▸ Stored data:
Start of Block
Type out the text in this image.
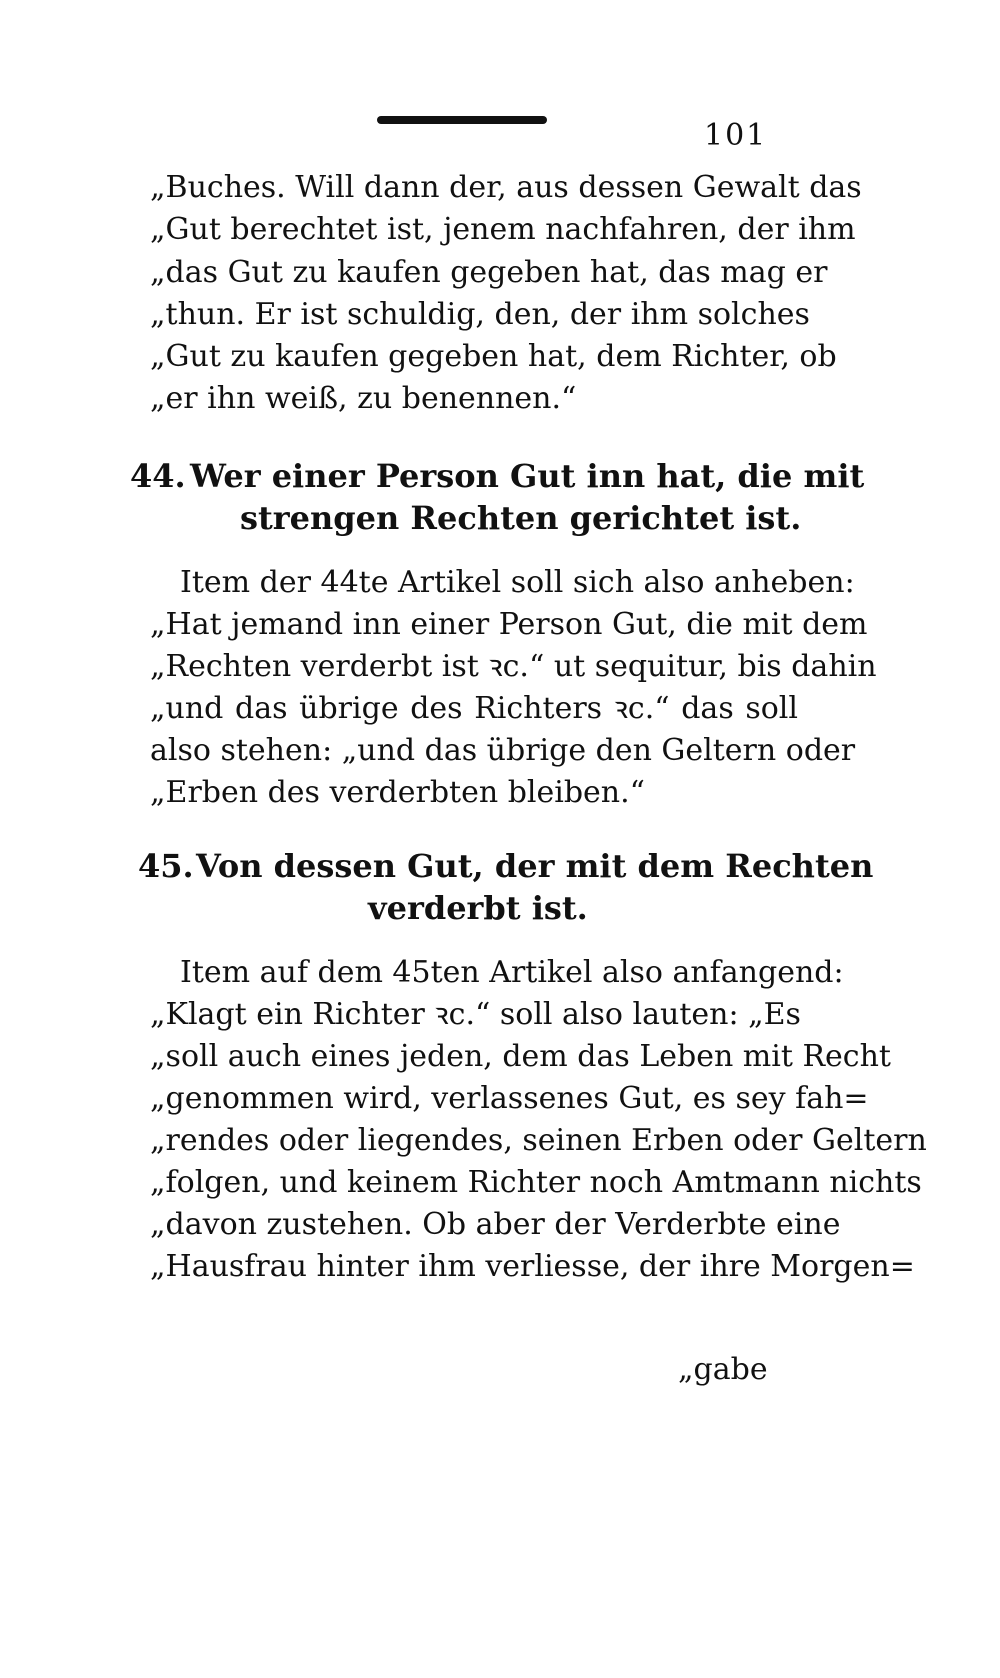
101
„Buches. Will dann der, aus dessen Gewalt das
„Gut berechtet ist, jenem nachfahren, der ihm
„das Gut zu kaufen gegeben hat, das mag er
„thun. Er ist schuldig, den, der ihm solches
„Gut zu kaufen gegeben hat, dem Richter, ob
„er ihn weiß, zu benennen.“
44. Wer einer Person Gut inn hat, die mit
strengen Rechten gerichtet ist.
Item der 44te Artikel soll sich also anheben:
„Hat jemand inn einer Person Gut, die mit dem
„Rechten verderbt ist ꝛc.“ ut sequitur, bis dahin
„und das übrige des Richters ꝛc.“ das soll
also stehen: „und das übrige den Geltern oder
„Erben des verderbten bleiben.“
45. Von dessen Gut, der mit dem Rechten
verderbt ist.
Item auf dem 45ten Artikel also anfangend:
„Klagt ein Richter ꝛc.“ soll also lauten: „Es
„soll auch eines jeden, dem das Leben mit Recht
„genommen wird, verlassenes Gut, es sey fah=
„rendes oder liegendes, seinen Erben oder Geltern
„folgen, und keinem Richter noch Amtmann nichts
„davon zustehen. Ob aber der Verderbte eine
„Hausfrau hinter ihm verliesse, der ihre Morgen=
„gabe
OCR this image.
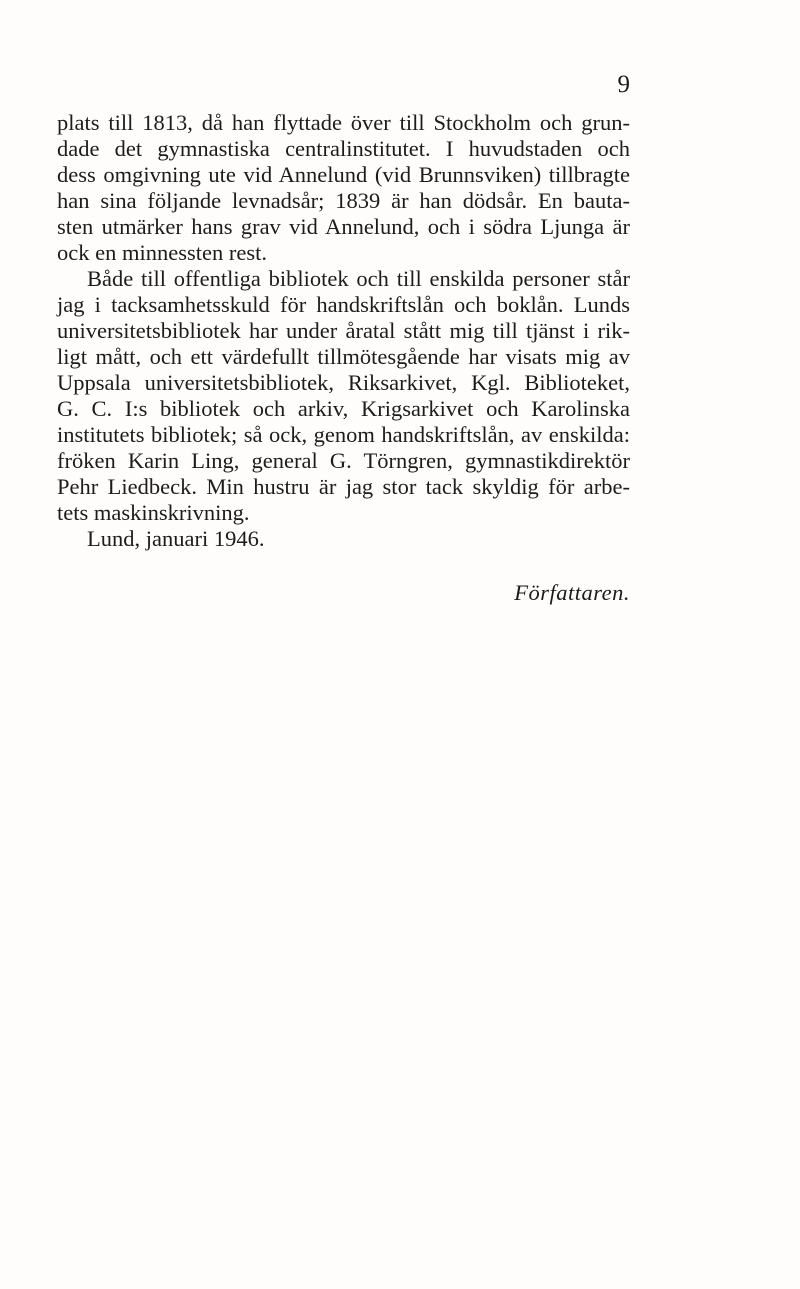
9
plats till 1813, då han flyttade över till Stockholm och grun-
dade det gymnastiska centralinstitutet. I huvudstaden och
dess omgivning ute vid Annelund (vid Brunnsviken) tillbragte
han sina följande levnadsår; 1839 är han dödsår. En bauta-
sten utmärker hans grav vid Annelund, och i södra Ljunga är
ock en minnessten rest.
Både till offentliga bibliotek och till enskilda personer står
jag i tacksamhetsskuld för handskriftslån och boklån. Lunds
universitetsbibliotek har under åratal stått mig till tjänst i rik-
ligt mått, och ett värdefullt tillmötesgående har visats mig av
Uppsala universitetsbibliotek, Riksarkivet, Kgl. Biblioteket,
G. C. I:s bibliotek och arkiv, Krigsarkivet och Karolinska
institutets bibliotek; så ock, genom handskriftslån, av enskilda:
fröken Karin Ling, general G. Törngren, gymnastikdirektör
Pehr Liedbeck. Min hustru är jag stor tack skyldig för arbe-
tets maskinskrivning.
Lund, januari 1946.
Författaren.
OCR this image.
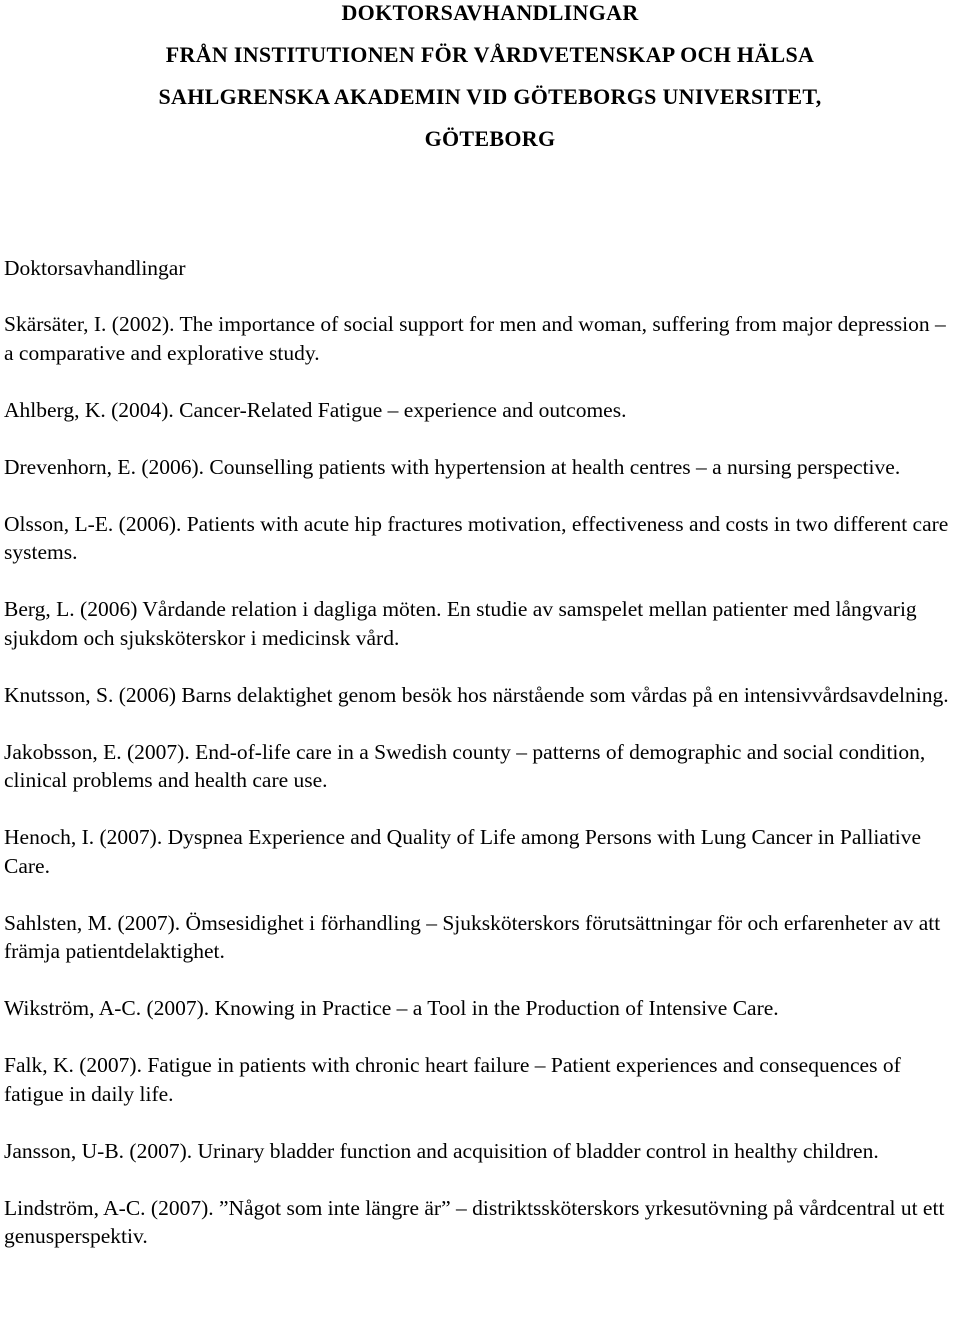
DOKTORSAVHANDLINGAR
FRÅN INSTITUTIONEN FÖR VÅRDVETENSKAP OCH HÄLSA
SAHLGRENSKA AKADEMIN VID GÖTEBORGS UNIVERSITET,
GÖTEBORG
Doktorsavhandlingar

Skärsäter, I. (2002). The importance of social support for men and woman, suffering from major depression – a comparative and explorative study.

Ahlberg, K. (2004). Cancer-Related Fatigue – experience and outcomes.

Drevenhorn, E. (2006). Counselling patients with hypertension at health centres – a nursing perspective.

Olsson, L-E. (2006). Patients with acute hip fractures motivation, effectiveness and costs in two different care systems.

Berg, L. (2006) Vårdande relation i dagliga möten. En studie av samspelet mellan patienter med långvarig sjukdom och sjuksköterskor i medicinsk vård.

Knutsson, S. (2006) Barns delaktighet genom besök hos närstående som vårdas på en intensivvårdsavdelning.

Jakobsson, E. (2007). End-of-life care in a Swedish county – patterns of demographic and social condition, clinical problems and health care use.

Henoch, I. (2007). Dyspnea Experience and Quality of Life among Persons with Lung Cancer in Palliative Care.

Sahlsten, M. (2007). Ömsesidighet i förhandling – Sjuksköterskors förutsättningar för och erfarenheter av att främja patientdelaktighet.

Wikström, A-C. (2007). Knowing in Practice – a Tool in the Production of Intensive Care.

Falk, K. (2007). Fatigue in patients with chronic heart failure – Patient experiences and consequences of fatigue in daily life.

Jansson, U-B. (2007). Urinary bladder function and acquisition of bladder control in healthy children.

Lindström, A-C. (2007). ”Något som inte längre är” – distriktssköterskors yrkesutövning på vårdcentral ut ett genusperspektiv.
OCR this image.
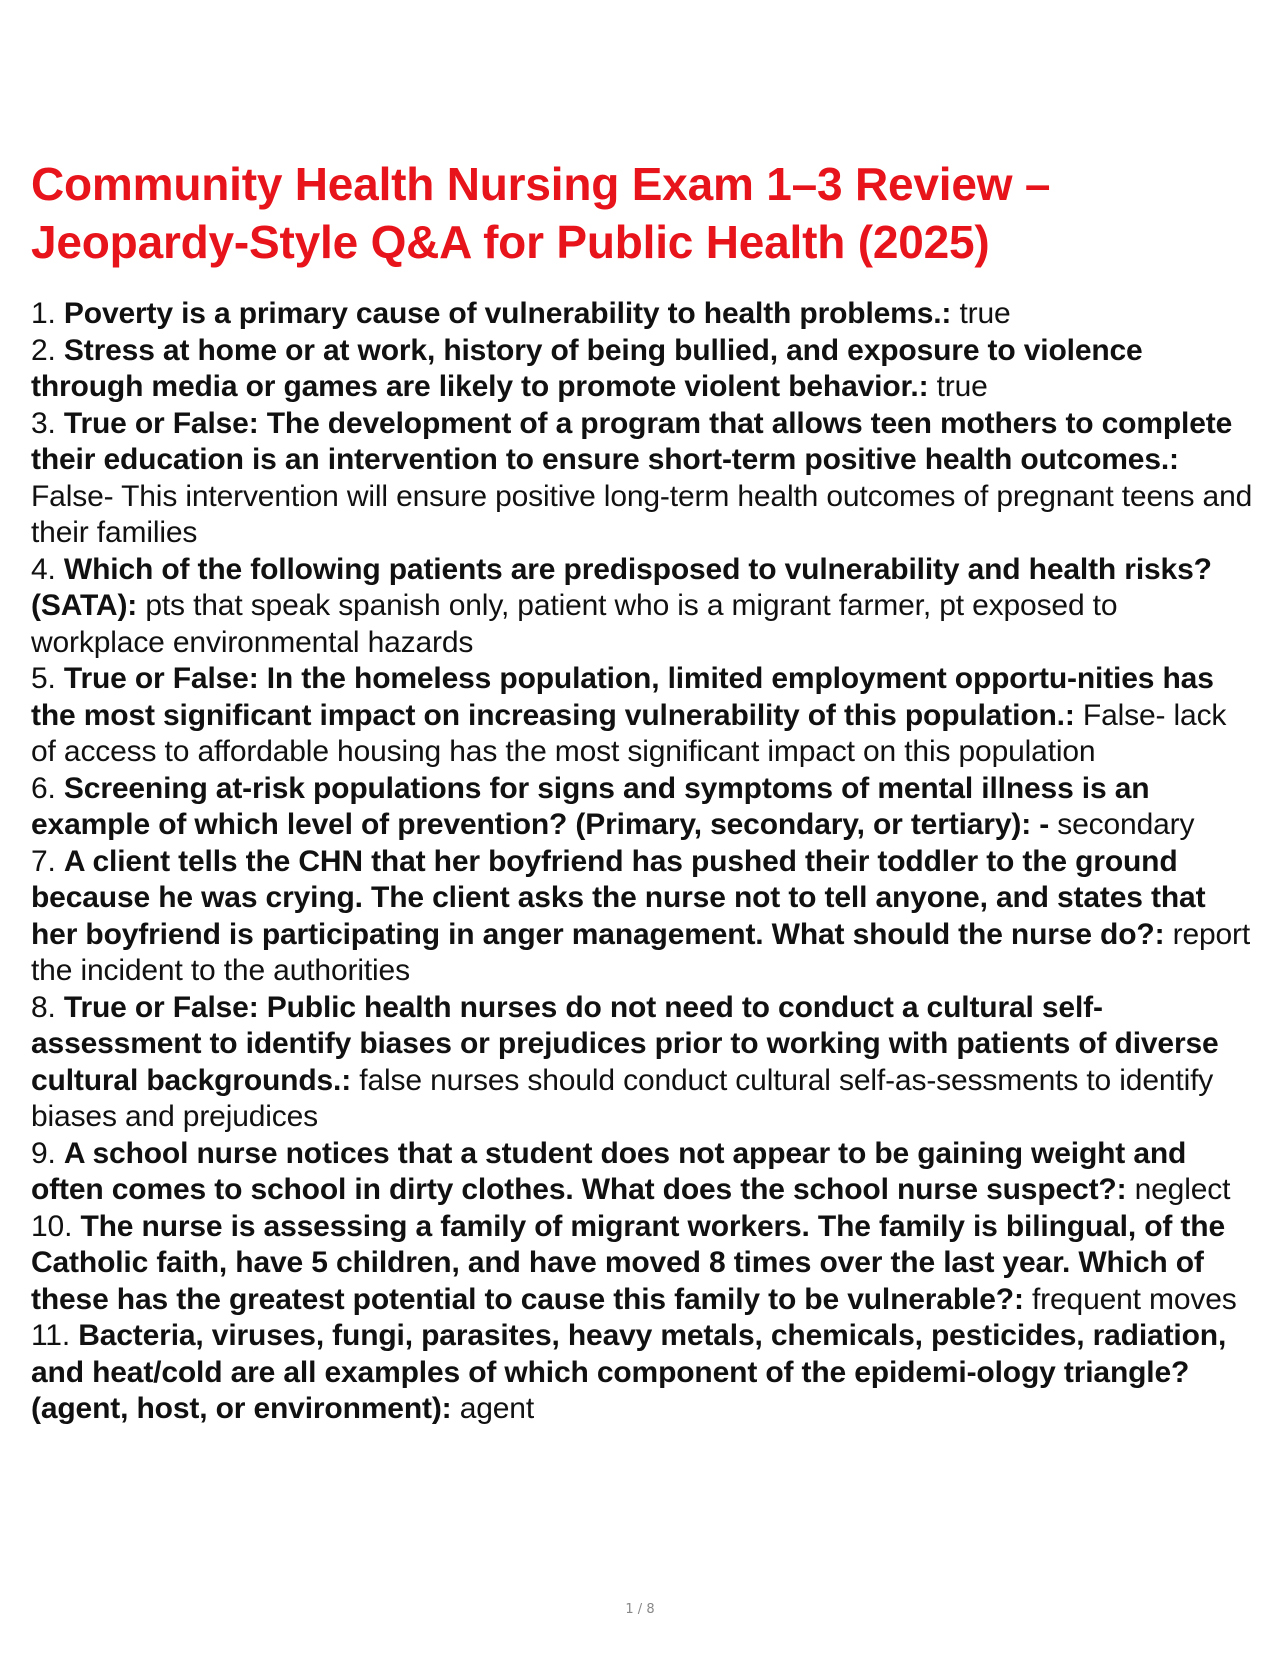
Community Health Nursing Exam 1–3 Review – Jeopardy-Style Q&A for Public Health (2025)
1. Poverty is a primary cause of vulnerability to health problems.: true
2. Stress at home or at work, history of being bullied, and exposure to violence through media or games are likely to promote violent behavior.: true
3. True or False: The development of a program that allows teen mothers to complete their education is an intervention to ensure short-term positive health outcomes.: False- This intervention will ensure positive long-term health outcomes of pregnant teens and their families
4. Which of the following patients are predisposed to vulnerability and health risks? (SATA): pts that speak spanish only, patient who is a migrant farmer, pt exposed to workplace environmental hazards
5. True or False: In the homeless population, limited employment opportu-nities has the most significant impact on increasing vulnerability of this population.: False- lack of access to affordable housing has the most significant impact on this population
6. Screening at-risk populations for signs and symptoms of mental illness is an example of which level of prevention? (Primary, secondary, or tertiary): - secondary
7. A client tells the CHN that her boyfriend has pushed their toddler to the ground because he was crying. The client asks the nurse not to tell anyone, and states that her boyfriend is participating in anger management. What should the nurse do?: report the incident to the authorities
8. True or False: Public health nurses do not need to conduct a cultural self-assessment to identify biases or prejudices prior to working with patients of diverse cultural backgrounds.: false nurses should conduct cultural self-as-sessments to identify biases and prejudices
9. A school nurse notices that a student does not appear to be gaining weight and often comes to school in dirty clothes. What does the school nurse suspect?: neglect
10. The nurse is assessing a family of migrant workers. The family is bilingual, of the Catholic faith, have 5 children, and have moved 8 times over the last year. Which of these has the greatest potential to cause this family to be vulnerable?: frequent moves
11. Bacteria, viruses, fungi, parasites, heavy metals, chemicals, pesticides, radiation, and heat/cold are all examples of which component of the epidemi-ology triangle? (agent, host, or environment): agent
1 / 8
End of Block
▸ WORK INSTRUCTIONS: Reproduce all of the entries above word for word, but leave out their pictures.

▸ REPLY TO THE EXERCISE:
Type out the text in this image.
101
„Buches. Will dann der, aus dessen Gewalt das
„Gut berechtet ist, jenem nachfahren, der ihm
„das Gut zu kaufen gegeben hat, das mag er
„thun. Er ist schuldig, den, der ihm solches
„Gut zu kaufen gegeben hat, dem Richter, ob
„er ihn weiß, zu benennen.“
44. Wer einer Person Gut inn hat, die mit
strengen Rechten gerichtet ist.
Item der 44te Artikel soll sich also anheben:
„Hat jemand inn einer Person Gut, die mit dem
„Rechten verderbt ist ꝛc.“ ut sequitur, bis dahin
„und das übrige des Richters ꝛc.“ das soll
also stehen: „und das übrige den Geltern oder
„Erben des verderbten bleiben.“
45. Von dessen Gut, der mit dem Rechten
verderbt ist.
Item auf dem 45ten Artikel also anfangend:
„Klagt ein Richter ꝛc.“ soll also lauten: „Es
„soll auch eines jeden, dem das Leben mit Recht
„genommen wird, verlassenes Gut, es sey fah=
„rendes oder liegendes, seinen Erben oder Geltern
„folgen, und keinem Richter noch Amtmann nichts
„davon zustehen. Ob aber der Verderbte eine
„Hausfrau hinter ihm verliesse, der ihre Morgen=
„gabe
OCR this image.
9
plats till 1813, då han flyttade över till Stockholm och grun-
dade det gymnastiska centralinstitutet. I huvudstaden och
dess omgivning ute vid Annelund (vid Brunnsviken) tillbragte
han sina följande levnadsår; 1839 är han dödsår. En bauta-
sten utmärker hans grav vid Annelund, och i södra Ljunga är
ock en minnessten rest.
Både till offentliga bibliotek och till enskilda personer står
jag i tacksamhetsskuld för handskriftslån och boklån. Lunds
universitetsbibliotek har under åratal stått mig till tjänst i rik-
ligt mått, och ett värdefullt tillmötesgående har visats mig av
Uppsala universitetsbibliotek, Riksarkivet, Kgl. Biblioteket,
G. C. I:s bibliotek och arkiv, Krigsarkivet och Karolinska
institutets bibliotek; så ock, genom handskriftslån, av enskilda:
fröken Karin Ling, general G. Törngren, gymnastikdirektör
Pehr Liedbeck. Min hustru är jag stor tack skyldig för arbe-
tets maskinskrivning.
Lund, januari 1946.
Författaren.
OCR this image.
DOKTORSAVHANDLINGAR
FRÅN INSTITUTIONEN FÖR VÅRDVETENSKAP OCH HÄLSA
SAHLGRENSKA AKADEMIN VID GÖTEBORGS UNIVERSITET,
GÖTEBORG
Doktorsavhandlingar

Skärsäter, I. (2002). The importance of social support for men and woman, suffering from major depression – a comparative and explorative study.

Ahlberg, K. (2004). Cancer-Related Fatigue – experience and outcomes.

Drevenhorn, E. (2006). Counselling patients with hypertension at health centres – a nursing perspective.

Olsson, L-E. (2006). Patients with acute hip fractures motivation, effectiveness and costs in two different care systems.

Berg, L. (2006) Vårdande relation i dagliga möten. En studie av samspelet mellan patienter med långvarig sjukdom och sjuksköterskor i medicinsk vård.

Knutsson, S. (2006) Barns delaktighet genom besök hos närstående som vårdas på en intensivvårdsavdelning.

Jakobsson, E. (2007). End-of-life care in a Swedish county – patterns of demographic and social condition, clinical problems and health care use.

Henoch, I. (2007). Dyspnea Experience and Quality of Life among Persons with Lung Cancer in Palliative Care.

Sahlsten, M. (2007). Ömsesidighet i förhandling – Sjuksköterskors förutsättningar för och erfarenheter av att främja patientdelaktighet.

Wikström, A-C. (2007). Knowing in Practice – a Tool in the Production of Intensive Care.

Falk, K. (2007). Fatigue in patients with chronic heart failure – Patient experiences and consequences of fatigue in daily life.

Jansson, U-B. (2007). Urinary bladder function and acquisition of bladder control in healthy children.

Lindström, A-C. (2007). ”Något som inte längre är” – distriktssköterskors yrkesutövning på vårdcentral ut ett genusperspektiv.
OCR this image.
Community Health Nursing Exam 1–3 Review – Jeopardy-Style Q&A for Public Health (2025)
1. Poverty is a primary cause of vulnerability to health problems.: true
2. Stress at home or at work, history of being bullied, and exposure to violence through media or games are likely to promote violent behavior.: true
3. True or False: The development of a program that allows teen mothers to complete their education is an intervention to ensure short-term positive health outcomes.: False- This intervention will ensure positive long-term health outcomes of pregnant teens and their families
4. Which of the following patients are predisposed to vulnerability and health risks? (SATA): pts that speak spanish only, patient who is a migrant farmer, pt exposed to workplace environmental hazards
5. True or False: In the homeless population, limited employment opportu-nities has the most significant impact on increasing vulnerability of this population.: False- lack of access to affordable housing has the most significant impact on this population
6. Screening at-risk populations for signs and symptoms of mental illness is an example of which level of prevention? (Primary, secondary, or tertiary): - secondary
7. A client tells the CHN that her boyfriend has pushed their toddler to the ground because he was crying. The client asks the nurse not to tell anyone, and states that her boyfriend is participating in anger management. What should the nurse do?: report the incident to the authorities
8. True or False: Public health nurses do not need to conduct a cultural self-assessment to identify biases or prejudices prior to working with patients of diverse cultural backgrounds.: false nurses should conduct cultural self-as-sessments to identify biases and prejudices
9. A school nurse notices that a student does not appear to be gaining weight and often comes to school in dirty clothes. What does the school nurse suspect?: neglect
10. The nurse is assessing a family of migrant workers. The family is bilingual, of the Catholic faith, have 5 children, and have moved 8 times over the last year. Which of these has the greatest potential to cause this family to be vulnerable?: frequent moves
11. Bacteria, viruses, fungi, parasites, heavy metals, chemicals, pesticides, radiation, and heat/cold are all examples of which component of the epidemi-ology triangle? (agent, host, or environment): agent
1 / 8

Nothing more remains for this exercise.